-- Start --

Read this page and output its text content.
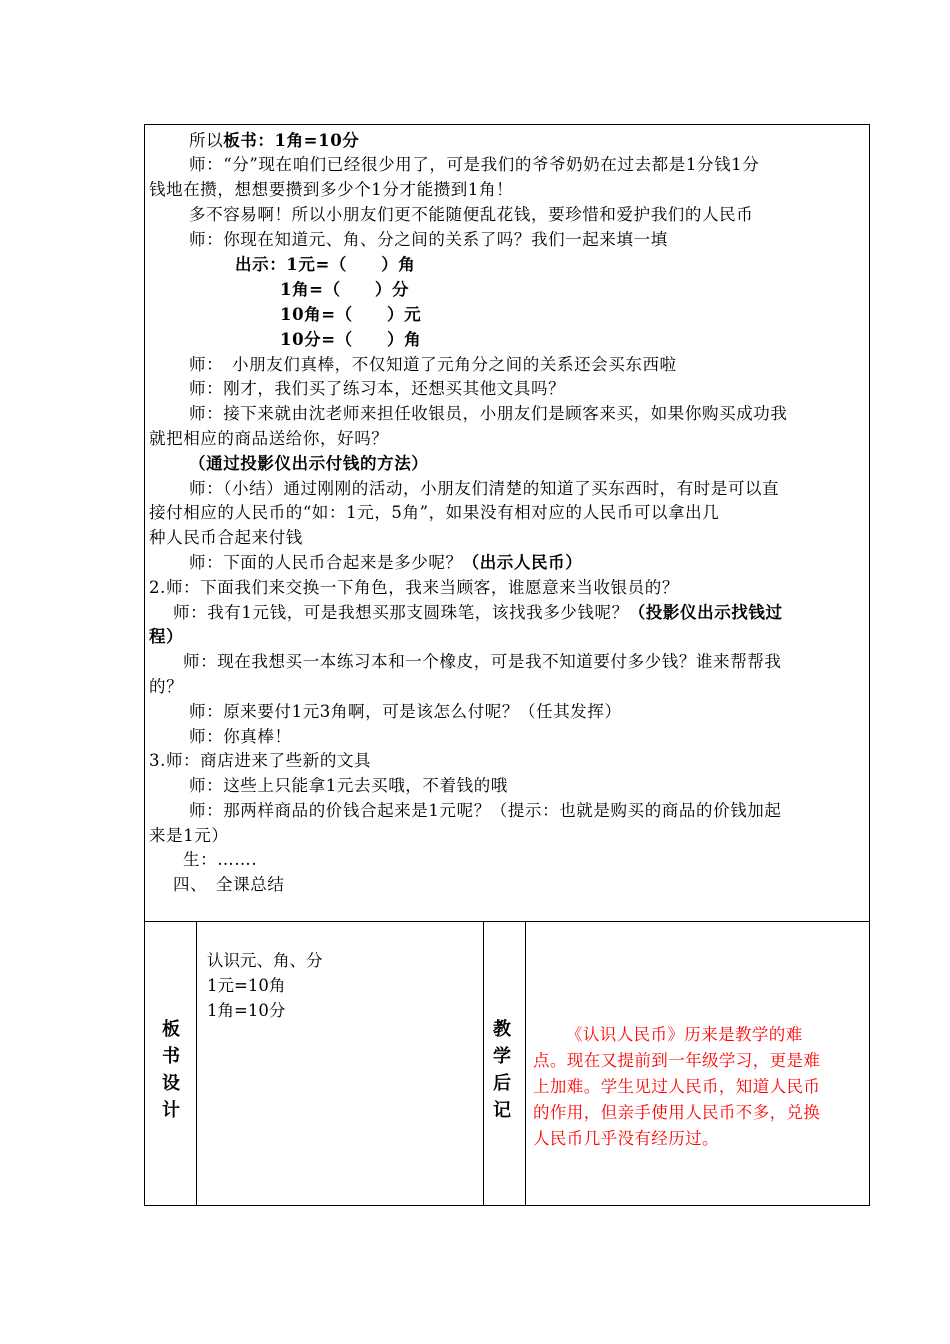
所以板书：1角=10分
师：“分”现在咱们已经很少用了，可是我们的爷爷奶奶在过去都是1分钱1分
钱地在攒，想想要攒到多少个1分才能攒到1角！
多不容易啊！所以小朋友们更不能随便乱花钱，要珍惜和爱护我们的人民币
师：你现在知道元、角、分之间的关系了吗？我们一起来填一填
出示：1元=（　　）角
1角=（　　）分
10角=（　　）元
10分=（　　）角
师：　小朋友们真棒，不仅知道了元角分之间的关系还会买东西啦
师：刚才，我们买了练习本，还想买其他文具吗？
师：接下来就由沈老师来担任收银员，小朋友们是顾客来买，如果你购买成功我
就把相应的商品送给你，好吗？
（通过投影仪出示付钱的方法）
师：（小结）通过刚刚的活动，小朋友们清楚的知道了买东西时，有时是可以直
接付相应的人民币的“如：1元，5角”，如果没有相对应的人民币可以拿出几
种人民币合起来付钱
师：下面的人民币合起来是多少呢？（出示人民币）
2.师：下面我们来交换一下角色，我来当顾客，谁愿意来当收银员的？
师：我有1元钱，可是我想买那支圆珠笔，该找我多少钱呢？（投影仪出示找钱过
程）
师：现在我想买一本练习本和一个橡皮，可是我不知道要付多少钱？谁来帮帮我
的？
师：原来要付1元3角啊，可是该怎么付呢？（任其发挥）
师：你真棒！
3.师：商店进来了些新的文具
师：这些上只能拿1元去买哦，不着钱的哦
师：那两样商品的价钱合起来是1元呢？（提示：也就是购买的商品的价钱加起
来是1元）
生：…….
四、　全课总结
板
书
设
计
认识元、角、分
1元=10角
1角=10分
教
学
后
记
《认识人民币》历来是教学的难点。现在又提前到一年级学习，更是难上加难。学生见过人民币，知道人民币的作用，但亲手使用人民币不多，兑换人民币几乎没有经历过。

-- End --

- PROBLEM DESCRIPTION:
Without the pictures, repeat the listing above exactly.

- OUTPUT:
Read this page and output its text content.
所以板书：1角=10分
师：“分”现在咱们已经很少用了，可是我们的爷爷奶奶在过去都是1分钱1分
钱地在攒，想想要攒到多少个1分才能攒到1角！
多不容易啊！所以小朋友们更不能随便乱花钱，要珍惜和爱护我们的人民币
师：你现在知道元、角、分之间的关系了吗？我们一起来填一填
出示：1元=（　　）角
1角=（　　）分
10角=（　　）元
10分=（　　）角
师：　小朋友们真棒，不仅知道了元角分之间的关系还会买东西啦
师：刚才，我们买了练习本，还想买其他文具吗？
师：接下来就由沈老师来担任收银员，小朋友们是顾客来买，如果你购买成功我
就把相应的商品送给你，好吗？
（通过投影仪出示付钱的方法）
师：（小结）通过刚刚的活动，小朋友们清楚的知道了买东西时，有时是可以直
接付相应的人民币的“如：1元，5角”，如果没有相对应的人民币可以拿出几
种人民币合起来付钱
师：下面的人民币合起来是多少呢？（出示人民币）
2.师：下面我们来交换一下角色，我来当顾客，谁愿意来当收银员的？
师：我有1元钱，可是我想买那支圆珠笔，该找我多少钱呢？（投影仪出示找钱过
程）
师：现在我想买一本练习本和一个橡皮，可是我不知道要付多少钱？谁来帮帮我
的？
师：原来要付1元3角啊，可是该怎么付呢？（任其发挥）
师：你真棒！
3.师：商店进来了些新的文具
师：这些上只能拿1元去买哦，不着钱的哦
师：那两样商品的价钱合起来是1元呢？（提示：也就是购买的商品的价钱加起
来是1元）
生：…….
四、　全课总结
板
书
设
计
认识元、角、分
1元=10角
1角=10分
教
学
后
记
《认识人民币》历来是教学的难点。现在又提前到一年级学习，更是难上加难。学生见过人民币，知道人民币的作用，但亲手使用人民币不多，兑换人民币几乎没有经历过。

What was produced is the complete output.